• GIVEN PROBLEM: Reproduce all of the data exactly, with no line skipped.

───── GIVEN ENTRIES

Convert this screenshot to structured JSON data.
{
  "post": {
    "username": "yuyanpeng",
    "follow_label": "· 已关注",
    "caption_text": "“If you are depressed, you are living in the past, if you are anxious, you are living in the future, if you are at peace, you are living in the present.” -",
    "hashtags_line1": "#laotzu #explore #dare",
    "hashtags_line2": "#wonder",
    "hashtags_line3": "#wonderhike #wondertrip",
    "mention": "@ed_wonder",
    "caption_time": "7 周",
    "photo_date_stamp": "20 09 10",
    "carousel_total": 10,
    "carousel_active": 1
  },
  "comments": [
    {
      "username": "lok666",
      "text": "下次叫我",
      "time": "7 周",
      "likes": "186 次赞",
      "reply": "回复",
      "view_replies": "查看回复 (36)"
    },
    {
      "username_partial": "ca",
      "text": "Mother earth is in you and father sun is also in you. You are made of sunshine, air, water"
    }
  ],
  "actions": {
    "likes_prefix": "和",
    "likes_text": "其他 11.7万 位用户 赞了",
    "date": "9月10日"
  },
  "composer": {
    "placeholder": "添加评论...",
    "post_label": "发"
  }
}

──────────

• EXERCISE ANSWER:
Convert this screenshot to structured JSON data.
{
  "post": {
    "username": "yuyanpeng",
    "follow_label": "· 已关注",
    "caption_text": "“If you are depressed, you are living in the past, if you are anxious, you are living in the future, if you are at peace, you are living in the present.” -",
    "hashtags_line1": "#laotzu #explore #dare",
    "hashtags_line2": "#wonder",
    "hashtags_line3": "#wonderhike #wondertrip",
    "mention": "@ed_wonder",
    "caption_time": "7 周",
    "photo_date_stamp": "20 09 10",
    "carousel_total": 10,
    "carousel_active": 1
  },
  "comments": [
    {
      "username": "lok666",
      "text": "下次叫我",
      "time": "7 周",
      "likes": "186 次赞",
      "reply": "回复",
      "view_replies": "查看回复 (36)"
    },
    {
      "username_partial": "ca",
      "text": "Mother earth is in you and father sun is also in you. You are made of sunshine, air, water"
    }
  ],
  "actions": {
    "likes_prefix": "和",
    "likes_text": "其他 11.7万 位用户 赞了",
    "date": "9月10日"
  },
  "composer": {
    "placeholder": "添加评论...",
    "post_label": "发"
  }
}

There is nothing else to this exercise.